(Figure content listings)
--- Start ---

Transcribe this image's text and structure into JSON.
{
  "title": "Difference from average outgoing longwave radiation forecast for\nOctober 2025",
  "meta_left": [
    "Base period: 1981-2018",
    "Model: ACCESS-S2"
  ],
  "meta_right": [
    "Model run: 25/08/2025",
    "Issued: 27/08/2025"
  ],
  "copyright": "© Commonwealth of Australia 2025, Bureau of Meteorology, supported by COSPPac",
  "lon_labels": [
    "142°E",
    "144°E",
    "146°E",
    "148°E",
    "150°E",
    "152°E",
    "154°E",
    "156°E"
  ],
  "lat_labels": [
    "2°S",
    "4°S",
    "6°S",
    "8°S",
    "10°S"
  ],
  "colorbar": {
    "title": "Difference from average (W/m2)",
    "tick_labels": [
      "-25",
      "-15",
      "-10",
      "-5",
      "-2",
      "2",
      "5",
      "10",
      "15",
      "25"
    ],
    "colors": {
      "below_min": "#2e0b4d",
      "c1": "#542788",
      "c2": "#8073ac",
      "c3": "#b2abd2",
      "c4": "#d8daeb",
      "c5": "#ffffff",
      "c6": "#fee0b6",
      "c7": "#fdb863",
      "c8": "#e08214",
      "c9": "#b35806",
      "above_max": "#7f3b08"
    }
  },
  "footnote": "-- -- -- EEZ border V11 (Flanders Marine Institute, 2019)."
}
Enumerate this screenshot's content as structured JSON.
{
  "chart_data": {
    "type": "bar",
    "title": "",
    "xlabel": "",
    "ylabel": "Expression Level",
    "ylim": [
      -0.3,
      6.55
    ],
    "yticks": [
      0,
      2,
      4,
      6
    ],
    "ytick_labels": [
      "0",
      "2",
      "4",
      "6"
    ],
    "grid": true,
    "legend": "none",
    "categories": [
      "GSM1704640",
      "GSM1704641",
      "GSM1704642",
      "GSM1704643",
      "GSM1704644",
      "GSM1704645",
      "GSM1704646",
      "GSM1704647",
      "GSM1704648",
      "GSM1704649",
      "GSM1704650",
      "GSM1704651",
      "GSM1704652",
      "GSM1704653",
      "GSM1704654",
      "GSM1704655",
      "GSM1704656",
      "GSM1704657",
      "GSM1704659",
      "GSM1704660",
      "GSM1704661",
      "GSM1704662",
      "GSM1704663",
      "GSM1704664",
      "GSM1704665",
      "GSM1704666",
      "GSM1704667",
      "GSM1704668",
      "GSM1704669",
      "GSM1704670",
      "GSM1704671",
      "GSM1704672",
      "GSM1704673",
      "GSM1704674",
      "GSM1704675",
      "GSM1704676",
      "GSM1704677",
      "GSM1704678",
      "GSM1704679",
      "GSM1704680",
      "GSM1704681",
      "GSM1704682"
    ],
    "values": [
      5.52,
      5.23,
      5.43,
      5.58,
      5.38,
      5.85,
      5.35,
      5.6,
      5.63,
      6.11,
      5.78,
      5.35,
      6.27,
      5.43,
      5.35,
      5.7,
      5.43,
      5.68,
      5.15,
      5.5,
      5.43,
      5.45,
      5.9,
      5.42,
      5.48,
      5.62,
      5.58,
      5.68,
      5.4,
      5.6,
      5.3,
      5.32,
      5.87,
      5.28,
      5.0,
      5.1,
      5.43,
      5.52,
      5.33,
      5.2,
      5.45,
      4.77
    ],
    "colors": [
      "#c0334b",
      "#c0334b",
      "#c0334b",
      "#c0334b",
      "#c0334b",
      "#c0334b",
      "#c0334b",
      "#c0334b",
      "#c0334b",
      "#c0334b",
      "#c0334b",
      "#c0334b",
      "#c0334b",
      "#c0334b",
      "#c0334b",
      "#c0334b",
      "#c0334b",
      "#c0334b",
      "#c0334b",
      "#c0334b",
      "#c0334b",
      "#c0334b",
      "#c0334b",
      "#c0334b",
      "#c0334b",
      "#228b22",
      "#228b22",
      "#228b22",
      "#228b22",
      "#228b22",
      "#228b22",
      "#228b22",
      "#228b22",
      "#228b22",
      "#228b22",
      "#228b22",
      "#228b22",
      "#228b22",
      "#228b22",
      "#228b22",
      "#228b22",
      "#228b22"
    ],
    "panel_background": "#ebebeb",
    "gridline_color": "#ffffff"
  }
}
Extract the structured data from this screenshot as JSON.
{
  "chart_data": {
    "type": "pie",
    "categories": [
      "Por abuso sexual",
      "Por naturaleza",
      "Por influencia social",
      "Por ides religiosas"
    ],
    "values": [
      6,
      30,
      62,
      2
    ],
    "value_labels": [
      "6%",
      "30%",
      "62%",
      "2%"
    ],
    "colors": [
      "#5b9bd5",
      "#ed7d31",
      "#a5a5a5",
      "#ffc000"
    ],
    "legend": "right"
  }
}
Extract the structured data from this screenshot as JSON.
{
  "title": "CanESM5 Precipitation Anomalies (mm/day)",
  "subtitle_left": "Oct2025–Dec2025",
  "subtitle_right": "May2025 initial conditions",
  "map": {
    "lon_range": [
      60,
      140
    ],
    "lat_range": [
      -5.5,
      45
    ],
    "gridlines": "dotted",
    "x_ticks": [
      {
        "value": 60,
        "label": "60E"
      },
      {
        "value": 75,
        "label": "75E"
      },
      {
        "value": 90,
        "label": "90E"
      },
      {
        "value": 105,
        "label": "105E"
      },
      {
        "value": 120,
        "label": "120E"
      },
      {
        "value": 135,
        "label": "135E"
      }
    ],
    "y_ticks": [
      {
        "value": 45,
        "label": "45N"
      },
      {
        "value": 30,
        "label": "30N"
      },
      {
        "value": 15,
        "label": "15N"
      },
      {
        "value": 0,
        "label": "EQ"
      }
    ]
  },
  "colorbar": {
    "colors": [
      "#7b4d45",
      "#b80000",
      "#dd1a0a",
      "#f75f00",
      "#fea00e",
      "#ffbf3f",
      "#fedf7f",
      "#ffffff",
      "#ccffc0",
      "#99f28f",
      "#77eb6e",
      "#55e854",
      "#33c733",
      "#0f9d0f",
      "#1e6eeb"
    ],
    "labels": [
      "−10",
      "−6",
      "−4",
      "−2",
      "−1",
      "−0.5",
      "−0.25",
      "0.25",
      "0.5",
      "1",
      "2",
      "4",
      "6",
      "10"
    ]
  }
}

--- End ---

**Exercise:** Retype all the material above precisely, with no line left out.

**Reply to the task:**
Transcribe this image's text and structure into JSON.
{
  "title": "Difference from average outgoing longwave radiation forecast for\nOctober 2025",
  "meta_left": [
    "Base period: 1981-2018",
    "Model: ACCESS-S2"
  ],
  "meta_right": [
    "Model run: 25/08/2025",
    "Issued: 27/08/2025"
  ],
  "copyright": "© Commonwealth of Australia 2025, Bureau of Meteorology, supported by COSPPac",
  "lon_labels": [
    "142°E",
    "144°E",
    "146°E",
    "148°E",
    "150°E",
    "152°E",
    "154°E",
    "156°E"
  ],
  "lat_labels": [
    "2°S",
    "4°S",
    "6°S",
    "8°S",
    "10°S"
  ],
  "colorbar": {
    "title": "Difference from average (W/m2)",
    "tick_labels": [
      "-25",
      "-15",
      "-10",
      "-5",
      "-2",
      "2",
      "5",
      "10",
      "15",
      "25"
    ],
    "colors": {
      "below_min": "#2e0b4d",
      "c1": "#542788",
      "c2": "#8073ac",
      "c3": "#b2abd2",
      "c4": "#d8daeb",
      "c5": "#ffffff",
      "c6": "#fee0b6",
      "c7": "#fdb863",
      "c8": "#e08214",
      "c9": "#b35806",
      "above_max": "#7f3b08"
    }
  },
  "footnote": "-- -- -- EEZ border V11 (Flanders Marine Institute, 2019)."
}
Enumerate this screenshot's content as structured JSON.
{
  "chart_data": {
    "type": "bar",
    "title": "",
    "xlabel": "",
    "ylabel": "Expression Level",
    "ylim": [
      -0.3,
      6.55
    ],
    "yticks": [
      0,
      2,
      4,
      6
    ],
    "ytick_labels": [
      "0",
      "2",
      "4",
      "6"
    ],
    "grid": true,
    "legend": "none",
    "categories": [
      "GSM1704640",
      "GSM1704641",
      "GSM1704642",
      "GSM1704643",
      "GSM1704644",
      "GSM1704645",
      "GSM1704646",
      "GSM1704647",
      "GSM1704648",
      "GSM1704649",
      "GSM1704650",
      "GSM1704651",
      "GSM1704652",
      "GSM1704653",
      "GSM1704654",
      "GSM1704655",
      "GSM1704656",
      "GSM1704657",
      "GSM1704659",
      "GSM1704660",
      "GSM1704661",
      "GSM1704662",
      "GSM1704663",
      "GSM1704664",
      "GSM1704665",
      "GSM1704666",
      "GSM1704667",
      "GSM1704668",
      "GSM1704669",
      "GSM1704670",
      "GSM1704671",
      "GSM1704672",
      "GSM1704673",
      "GSM1704674",
      "GSM1704675",
      "GSM1704676",
      "GSM1704677",
      "GSM1704678",
      "GSM1704679",
      "GSM1704680",
      "GSM1704681",
      "GSM1704682"
    ],
    "values": [
      5.52,
      5.23,
      5.43,
      5.58,
      5.38,
      5.85,
      5.35,
      5.6,
      5.63,
      6.11,
      5.78,
      5.35,
      6.27,
      5.43,
      5.35,
      5.7,
      5.43,
      5.68,
      5.15,
      5.5,
      5.43,
      5.45,
      5.9,
      5.42,
      5.48,
      5.62,
      5.58,
      5.68,
      5.4,
      5.6,
      5.3,
      5.32,
      5.87,
      5.28,
      5.0,
      5.1,
      5.43,
      5.52,
      5.33,
      5.2,
      5.45,
      4.77
    ],
    "colors": [
      "#c0334b",
      "#c0334b",
      "#c0334b",
      "#c0334b",
      "#c0334b",
      "#c0334b",
      "#c0334b",
      "#c0334b",
      "#c0334b",
      "#c0334b",
      "#c0334b",
      "#c0334b",
      "#c0334b",
      "#c0334b",
      "#c0334b",
      "#c0334b",
      "#c0334b",
      "#c0334b",
      "#c0334b",
      "#c0334b",
      "#c0334b",
      "#c0334b",
      "#c0334b",
      "#c0334b",
      "#c0334b",
      "#228b22",
      "#228b22",
      "#228b22",
      "#228b22",
      "#228b22",
      "#228b22",
      "#228b22",
      "#228b22",
      "#228b22",
      "#228b22",
      "#228b22",
      "#228b22",
      "#228b22",
      "#228b22",
      "#228b22",
      "#228b22",
      "#228b22"
    ],
    "panel_background": "#ebebeb",
    "gridline_color": "#ffffff"
  }
}
Extract the structured data from this screenshot as JSON.
{
  "chart_data": {
    "type": "pie",
    "categories": [
      "Por abuso sexual",
      "Por naturaleza",
      "Por influencia social",
      "Por ides religiosas"
    ],
    "values": [
      6,
      30,
      62,
      2
    ],
    "value_labels": [
      "6%",
      "30%",
      "62%",
      "2%"
    ],
    "colors": [
      "#5b9bd5",
      "#ed7d31",
      "#a5a5a5",
      "#ffc000"
    ],
    "legend": "right"
  }
}
Extract the structured data from this screenshot as JSON.
{
  "title": "CanESM5 Precipitation Anomalies (mm/day)",
  "subtitle_left": "Oct2025–Dec2025",
  "subtitle_right": "May2025 initial conditions",
  "map": {
    "lon_range": [
      60,
      140
    ],
    "lat_range": [
      -5.5,
      45
    ],
    "gridlines": "dotted",
    "x_ticks": [
      {
        "value": 60,
        "label": "60E"
      },
      {
        "value": 75,
        "label": "75E"
      },
      {
        "value": 90,
        "label": "90E"
      },
      {
        "value": 105,
        "label": "105E"
      },
      {
        "value": 120,
        "label": "120E"
      },
      {
        "value": 135,
        "label": "135E"
      }
    ],
    "y_ticks": [
      {
        "value": 45,
        "label": "45N"
      },
      {
        "value": 30,
        "label": "30N"
      },
      {
        "value": 15,
        "label": "15N"
      },
      {
        "value": 0,
        "label": "EQ"
      }
    ]
  },
  "colorbar": {
    "colors": [
      "#7b4d45",
      "#b80000",
      "#dd1a0a",
      "#f75f00",
      "#fea00e",
      "#ffbf3f",
      "#fedf7f",
      "#ffffff",
      "#ccffc0",
      "#99f28f",
      "#77eb6e",
      "#55e854",
      "#33c733",
      "#0f9d0f",
      "#1e6eeb"
    ],
    "labels": [
      "−10",
      "−6",
      "−4",
      "−2",
      "−1",
      "−0.5",
      "−0.25",
      "0.25",
      "0.5",
      "1",
      "2",
      "4",
      "6",
      "10"
    ]
  }
}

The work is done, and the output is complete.